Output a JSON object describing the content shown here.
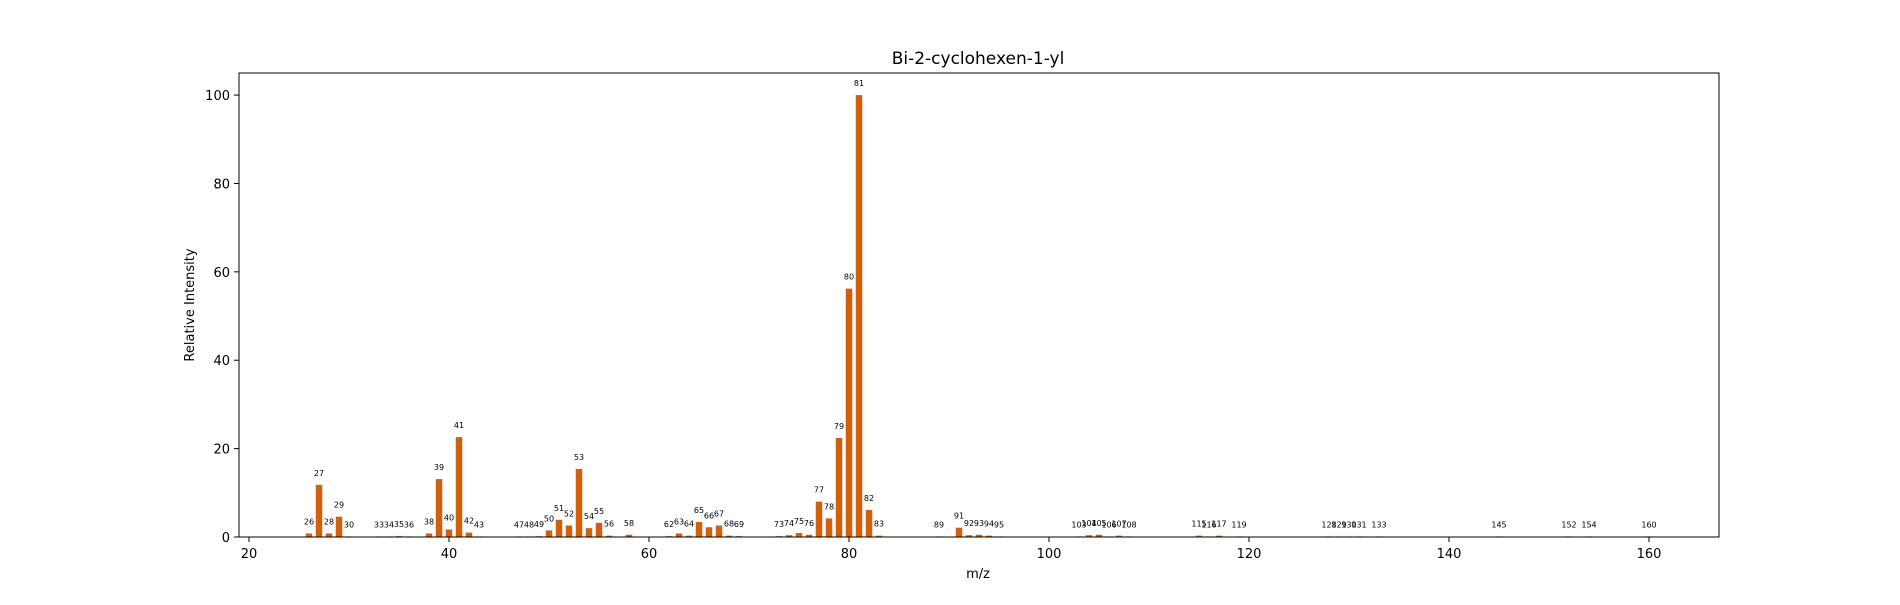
{
  "chart_data": {
    "type": "bar",
    "title": "Bi-2-cyclohexen-1-yl",
    "xlabel": "m/z",
    "ylabel": "Relative Intensity",
    "xlim": [
      19,
      167
    ],
    "ylim": [
      0,
      105
    ],
    "xticks": [
      20,
      40,
      60,
      80,
      100,
      120,
      140,
      160
    ],
    "yticks": [
      0,
      20,
      40,
      60,
      80,
      100
    ],
    "bar_color": "#d35f0b",
    "grid": false,
    "peaks": [
      {
        "mz": 26,
        "intensity": 0.8
      },
      {
        "mz": 27,
        "intensity": 11.8
      },
      {
        "mz": 28,
        "intensity": 0.8
      },
      {
        "mz": 29,
        "intensity": 4.6
      },
      {
        "mz": 30,
        "intensity": 0.1
      },
      {
        "mz": 33,
        "intensity": 0.1
      },
      {
        "mz": 34,
        "intensity": 0.1
      },
      {
        "mz": 35,
        "intensity": 0.2
      },
      {
        "mz": 36,
        "intensity": 0.1
      },
      {
        "mz": 38,
        "intensity": 0.8
      },
      {
        "mz": 39,
        "intensity": 13.1
      },
      {
        "mz": 40,
        "intensity": 1.7
      },
      {
        "mz": 41,
        "intensity": 22.6
      },
      {
        "mz": 42,
        "intensity": 1.0
      },
      {
        "mz": 43,
        "intensity": 0.1
      },
      {
        "mz": 47,
        "intensity": 0.1
      },
      {
        "mz": 48,
        "intensity": 0.1
      },
      {
        "mz": 49,
        "intensity": 0.2
      },
      {
        "mz": 50,
        "intensity": 1.5
      },
      {
        "mz": 51,
        "intensity": 3.9
      },
      {
        "mz": 52,
        "intensity": 2.6
      },
      {
        "mz": 53,
        "intensity": 15.4
      },
      {
        "mz": 54,
        "intensity": 2.0
      },
      {
        "mz": 55,
        "intensity": 3.2
      },
      {
        "mz": 56,
        "intensity": 0.3
      },
      {
        "mz": 58,
        "intensity": 0.5
      },
      {
        "mz": 62,
        "intensity": 0.2
      },
      {
        "mz": 63,
        "intensity": 0.8
      },
      {
        "mz": 64,
        "intensity": 0.3
      },
      {
        "mz": 65,
        "intensity": 3.4
      },
      {
        "mz": 66,
        "intensity": 2.2
      },
      {
        "mz": 67,
        "intensity": 2.6
      },
      {
        "mz": 68,
        "intensity": 0.3
      },
      {
        "mz": 69,
        "intensity": 0.2
      },
      {
        "mz": 73,
        "intensity": 0.2
      },
      {
        "mz": 74,
        "intensity": 0.4
      },
      {
        "mz": 75,
        "intensity": 0.9
      },
      {
        "mz": 76,
        "intensity": 0.5
      },
      {
        "mz": 77,
        "intensity": 8.0
      },
      {
        "mz": 78,
        "intensity": 4.2
      },
      {
        "mz": 79,
        "intensity": 22.4
      },
      {
        "mz": 80,
        "intensity": 56.2
      },
      {
        "mz": 81,
        "intensity": 100.0
      },
      {
        "mz": 82,
        "intensity": 6.1
      },
      {
        "mz": 83,
        "intensity": 0.3
      },
      {
        "mz": 89,
        "intensity": 0.1
      },
      {
        "mz": 91,
        "intensity": 2.1
      },
      {
        "mz": 92,
        "intensity": 0.4
      },
      {
        "mz": 93,
        "intensity": 0.5
      },
      {
        "mz": 94,
        "intensity": 0.3
      },
      {
        "mz": 95,
        "intensity": 0.1
      },
      {
        "mz": 103,
        "intensity": 0.1
      },
      {
        "mz": 104,
        "intensity": 0.4
      },
      {
        "mz": 105,
        "intensity": 0.5
      },
      {
        "mz": 106,
        "intensity": 0.1
      },
      {
        "mz": 107,
        "intensity": 0.3
      },
      {
        "mz": 108,
        "intensity": 0.1
      },
      {
        "mz": 115,
        "intensity": 0.3
      },
      {
        "mz": 116,
        "intensity": 0.1
      },
      {
        "mz": 117,
        "intensity": 0.3
      },
      {
        "mz": 119,
        "intensity": 0.1
      },
      {
        "mz": 128,
        "intensity": 0.1
      },
      {
        "mz": 129,
        "intensity": 0.1
      },
      {
        "mz": 130,
        "intensity": 0.1
      },
      {
        "mz": 131,
        "intensity": 0.1
      },
      {
        "mz": 133,
        "intensity": 0.1
      },
      {
        "mz": 145,
        "intensity": 0.1
      },
      {
        "mz": 152,
        "intensity": 0.1
      },
      {
        "mz": 154,
        "intensity": 0.1
      },
      {
        "mz": 160,
        "intensity": 0.1
      }
    ]
  }
}
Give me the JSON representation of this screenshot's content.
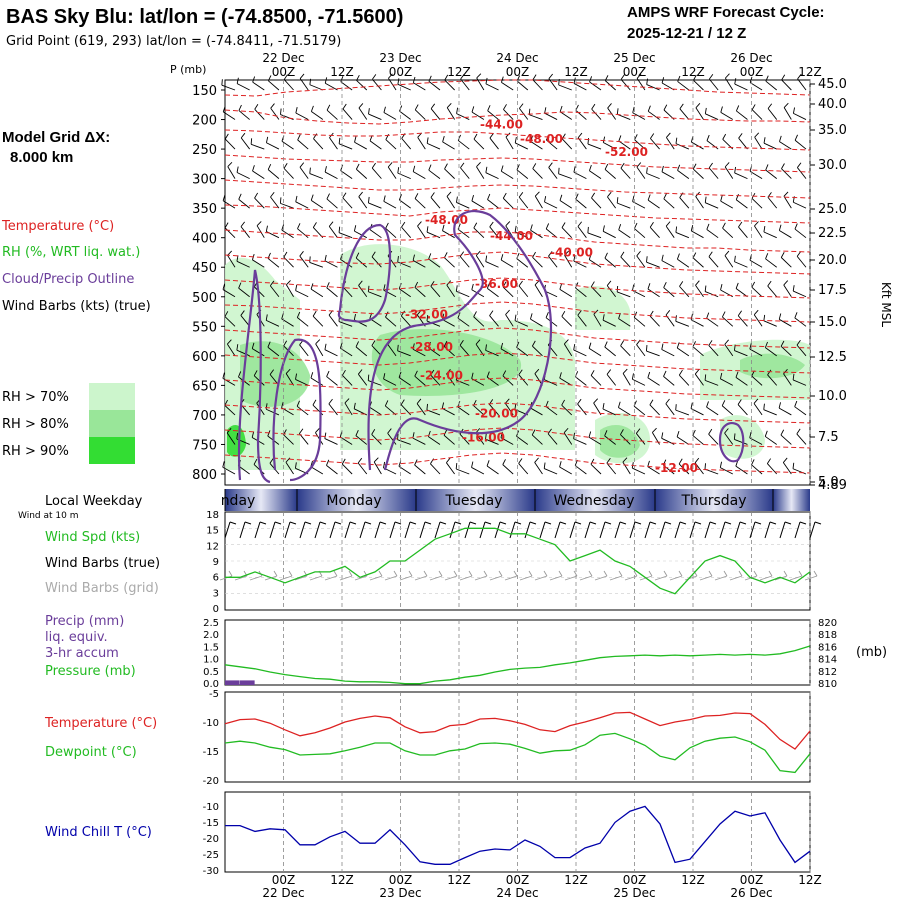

**GIVEN TASK**: The material above must be printed exactly, with its pictures left out.

**SOLUTION TO THIS PROBLEM**:
Output a JSON object describing the content shown here.
{
  "chart_data": {
    "type": "bar",
    "title": "Bi-2-cyclohexen-1-yl",
    "xlabel": "m/z",
    "ylabel": "Relative Intensity",
    "xlim": [
      19,
      167
    ],
    "ylim": [
      0,
      105
    ],
    "xticks": [
      20,
      40,
      60,
      80,
      100,
      120,
      140,
      160
    ],
    "yticks": [
      0,
      20,
      40,
      60,
      80,
      100
    ],
    "bar_color": "#d35f0b",
    "grid": false,
    "peaks": [
      {
        "mz": 26,
        "intensity": 0.8
      },
      {
        "mz": 27,
        "intensity": 11.8
      },
      {
        "mz": 28,
        "intensity": 0.8
      },
      {
        "mz": 29,
        "intensity": 4.6
      },
      {
        "mz": 30,
        "intensity": 0.1
      },
      {
        "mz": 33,
        "intensity": 0.1
      },
      {
        "mz": 34,
        "intensity": 0.1
      },
      {
        "mz": 35,
        "intensity": 0.2
      },
      {
        "mz": 36,
        "intensity": 0.1
      },
      {
        "mz": 38,
        "intensity": 0.8
      },
      {
        "mz": 39,
        "intensity": 13.1
      },
      {
        "mz": 40,
        "intensity": 1.7
      },
      {
        "mz": 41,
        "intensity": 22.6
      },
      {
        "mz": 42,
        "intensity": 1.0
      },
      {
        "mz": 43,
        "intensity": 0.1
      },
      {
        "mz": 47,
        "intensity": 0.1
      },
      {
        "mz": 48,
        "intensity": 0.1
      },
      {
        "mz": 49,
        "intensity": 0.2
      },
      {
        "mz": 50,
        "intensity": 1.5
      },
      {
        "mz": 51,
        "intensity": 3.9
      },
      {
        "mz": 52,
        "intensity": 2.6
      },
      {
        "mz": 53,
        "intensity": 15.4
      },
      {
        "mz": 54,
        "intensity": 2.0
      },
      {
        "mz": 55,
        "intensity": 3.2
      },
      {
        "mz": 56,
        "intensity": 0.3
      },
      {
        "mz": 58,
        "intensity": 0.5
      },
      {
        "mz": 62,
        "intensity": 0.2
      },
      {
        "mz": 63,
        "intensity": 0.8
      },
      {
        "mz": 64,
        "intensity": 0.3
      },
      {
        "mz": 65,
        "intensity": 3.4
      },
      {
        "mz": 66,
        "intensity": 2.2
      },
      {
        "mz": 67,
        "intensity": 2.6
      },
      {
        "mz": 68,
        "intensity": 0.3
      },
      {
        "mz": 69,
        "intensity": 0.2
      },
      {
        "mz": 73,
        "intensity": 0.2
      },
      {
        "mz": 74,
        "intensity": 0.4
      },
      {
        "mz": 75,
        "intensity": 0.9
      },
      {
        "mz": 76,
        "intensity": 0.5
      },
      {
        "mz": 77,
        "intensity": 8.0
      },
      {
        "mz": 78,
        "intensity": 4.2
      },
      {
        "mz": 79,
        "intensity": 22.4
      },
      {
        "mz": 80,
        "intensity": 56.2
      },
      {
        "mz": 81,
        "intensity": 100.0
      },
      {
        "mz": 82,
        "intensity": 6.1
      },
      {
        "mz": 83,
        "intensity": 0.3
      },
      {
        "mz": 89,
        "intensity": 0.1
      },
      {
        "mz": 91,
        "intensity": 2.1
      },
      {
        "mz": 92,
        "intensity": 0.4
      },
      {
        "mz": 93,
        "intensity": 0.5
      },
      {
        "mz": 94,
        "intensity": 0.3
      },
      {
        "mz": 95,
        "intensity": 0.1
      },
      {
        "mz": 103,
        "intensity": 0.1
      },
      {
        "mz": 104,
        "intensity": 0.4
      },
      {
        "mz": 105,
        "intensity": 0.5
      },
      {
        "mz": 106,
        "intensity": 0.1
      },
      {
        "mz": 107,
        "intensity": 0.3
      },
      {
        "mz": 108,
        "intensity": 0.1
      },
      {
        "mz": 115,
        "intensity": 0.3
      },
      {
        "mz": 116,
        "intensity": 0.1
      },
      {
        "mz": 117,
        "intensity": 0.3
      },
      {
        "mz": 119,
        "intensity": 0.1
      },
      {
        "mz": 128,
        "intensity": 0.1
      },
      {
        "mz": 129,
        "intensity": 0.1
      },
      {
        "mz": 130,
        "intensity": 0.1
      },
      {
        "mz": 131,
        "intensity": 0.1
      },
      {
        "mz": 133,
        "intensity": 0.1
      },
      {
        "mz": 145,
        "intensity": 0.1
      },
      {
        "mz": 152,
        "intensity": 0.1
      },
      {
        "mz": 154,
        "intensity": 0.1
      },
      {
        "mz": 160,
        "intensity": 0.1
      }
    ]
  }
}
Give me the JSON representation of this screenshot's content.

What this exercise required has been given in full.